> _What the task asks_: Copy out every line of the data exactly.
[Task inputs start]
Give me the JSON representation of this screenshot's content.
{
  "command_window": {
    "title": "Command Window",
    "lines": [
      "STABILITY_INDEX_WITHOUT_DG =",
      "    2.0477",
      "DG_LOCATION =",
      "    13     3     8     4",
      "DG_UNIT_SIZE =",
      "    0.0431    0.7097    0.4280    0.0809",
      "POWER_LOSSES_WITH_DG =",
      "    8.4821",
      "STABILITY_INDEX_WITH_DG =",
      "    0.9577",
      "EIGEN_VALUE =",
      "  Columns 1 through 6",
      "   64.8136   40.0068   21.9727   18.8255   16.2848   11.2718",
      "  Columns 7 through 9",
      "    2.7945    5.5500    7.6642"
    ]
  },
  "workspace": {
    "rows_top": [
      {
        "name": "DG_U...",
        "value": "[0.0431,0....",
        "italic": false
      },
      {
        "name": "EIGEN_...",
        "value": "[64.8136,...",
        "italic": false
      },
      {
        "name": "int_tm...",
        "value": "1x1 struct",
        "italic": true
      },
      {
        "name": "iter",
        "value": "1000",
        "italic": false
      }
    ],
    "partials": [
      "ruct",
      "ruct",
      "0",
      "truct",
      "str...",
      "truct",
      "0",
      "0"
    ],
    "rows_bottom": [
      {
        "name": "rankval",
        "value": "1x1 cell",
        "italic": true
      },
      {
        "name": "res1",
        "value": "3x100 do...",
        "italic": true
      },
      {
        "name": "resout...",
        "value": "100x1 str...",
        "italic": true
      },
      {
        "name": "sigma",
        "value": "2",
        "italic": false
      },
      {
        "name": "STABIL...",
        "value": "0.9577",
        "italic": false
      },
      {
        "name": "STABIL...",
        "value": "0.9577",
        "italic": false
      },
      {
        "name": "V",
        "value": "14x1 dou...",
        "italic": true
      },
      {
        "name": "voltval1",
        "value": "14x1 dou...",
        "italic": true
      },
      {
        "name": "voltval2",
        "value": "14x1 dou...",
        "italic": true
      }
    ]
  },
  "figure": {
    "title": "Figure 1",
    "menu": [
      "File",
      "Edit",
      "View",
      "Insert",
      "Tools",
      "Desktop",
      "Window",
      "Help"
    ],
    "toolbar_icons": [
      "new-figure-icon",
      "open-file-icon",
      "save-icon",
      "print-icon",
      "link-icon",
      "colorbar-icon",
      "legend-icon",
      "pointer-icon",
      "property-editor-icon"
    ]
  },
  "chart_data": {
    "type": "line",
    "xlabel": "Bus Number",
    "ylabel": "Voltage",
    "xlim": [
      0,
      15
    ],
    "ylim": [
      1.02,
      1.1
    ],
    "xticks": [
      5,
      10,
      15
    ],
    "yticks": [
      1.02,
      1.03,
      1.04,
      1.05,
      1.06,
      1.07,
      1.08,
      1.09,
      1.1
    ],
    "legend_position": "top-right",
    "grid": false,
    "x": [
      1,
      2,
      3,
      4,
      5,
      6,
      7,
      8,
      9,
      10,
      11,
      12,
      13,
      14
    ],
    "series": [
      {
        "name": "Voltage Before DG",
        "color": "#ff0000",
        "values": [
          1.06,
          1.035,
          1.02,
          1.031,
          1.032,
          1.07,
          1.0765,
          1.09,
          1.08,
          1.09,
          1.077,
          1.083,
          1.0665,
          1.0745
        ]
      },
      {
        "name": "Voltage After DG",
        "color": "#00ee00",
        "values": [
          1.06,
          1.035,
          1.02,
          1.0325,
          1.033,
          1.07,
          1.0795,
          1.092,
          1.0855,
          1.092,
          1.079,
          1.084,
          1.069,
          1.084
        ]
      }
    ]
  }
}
[Task inputs end]
> _Finished task_:
Give me the JSON representation of this screenshot's content.
{
  "command_window": {
    "title": "Command Window",
    "lines": [
      "STABILITY_INDEX_WITHOUT_DG =",
      "    2.0477",
      "DG_LOCATION =",
      "    13     3     8     4",
      "DG_UNIT_SIZE =",
      "    0.0431    0.7097    0.4280    0.0809",
      "POWER_LOSSES_WITH_DG =",
      "    8.4821",
      "STABILITY_INDEX_WITH_DG =",
      "    0.9577",
      "EIGEN_VALUE =",
      "  Columns 1 through 6",
      "   64.8136   40.0068   21.9727   18.8255   16.2848   11.2718",
      "  Columns 7 through 9",
      "    2.7945    5.5500    7.6642"
    ]
  },
  "workspace": {
    "rows_top": [
      {
        "name": "DG_U...",
        "value": "[0.0431,0....",
        "italic": false
      },
      {
        "name": "EIGEN_...",
        "value": "[64.8136,...",
        "italic": false
      },
      {
        "name": "int_tm...",
        "value": "1x1 struct",
        "italic": true
      },
      {
        "name": "iter",
        "value": "1000",
        "italic": false
      }
    ],
    "partials": [
      "ruct",
      "ruct",
      "0",
      "truct",
      "str...",
      "truct",
      "0",
      "0"
    ],
    "rows_bottom": [
      {
        "name": "rankval",
        "value": "1x1 cell",
        "italic": true
      },
      {
        "name": "res1",
        "value": "3x100 do...",
        "italic": true
      },
      {
        "name": "resout...",
        "value": "100x1 str...",
        "italic": true
      },
      {
        "name": "sigma",
        "value": "2",
        "italic": false
      },
      {
        "name": "STABIL...",
        "value": "0.9577",
        "italic": false
      },
      {
        "name": "STABIL...",
        "value": "0.9577",
        "italic": false
      },
      {
        "name": "V",
        "value": "14x1 dou...",
        "italic": true
      },
      {
        "name": "voltval1",
        "value": "14x1 dou...",
        "italic": true
      },
      {
        "name": "voltval2",
        "value": "14x1 dou...",
        "italic": true
      }
    ]
  },
  "figure": {
    "title": "Figure 1",
    "menu": [
      "File",
      "Edit",
      "View",
      "Insert",
      "Tools",
      "Desktop",
      "Window",
      "Help"
    ],
    "toolbar_icons": [
      "new-figure-icon",
      "open-file-icon",
      "save-icon",
      "print-icon",
      "link-icon",
      "colorbar-icon",
      "legend-icon",
      "pointer-icon",
      "property-editor-icon"
    ]
  },
  "chart_data": {
    "type": "line",
    "xlabel": "Bus Number",
    "ylabel": "Voltage",
    "xlim": [
      0,
      15
    ],
    "ylim": [
      1.02,
      1.1
    ],
    "xticks": [
      5,
      10,
      15
    ],
    "yticks": [
      1.02,
      1.03,
      1.04,
      1.05,
      1.06,
      1.07,
      1.08,
      1.09,
      1.1
    ],
    "legend_position": "top-right",
    "grid": false,
    "x": [
      1,
      2,
      3,
      4,
      5,
      6,
      7,
      8,
      9,
      10,
      11,
      12,
      13,
      14
    ],
    "series": [
      {
        "name": "Voltage Before DG",
        "color": "#ff0000",
        "values": [
          1.06,
          1.035,
          1.02,
          1.031,
          1.032,
          1.07,
          1.0765,
          1.09,
          1.08,
          1.09,
          1.077,
          1.083,
          1.0665,
          1.0745
        ]
      },
      {
        "name": "Voltage After DG",
        "color": "#00ee00",
        "values": [
          1.06,
          1.035,
          1.02,
          1.0325,
          1.033,
          1.07,
          1.0795,
          1.092,
          1.0855,
          1.092,
          1.079,
          1.084,
          1.069,
          1.084
        ]
      }
    ]
  }
}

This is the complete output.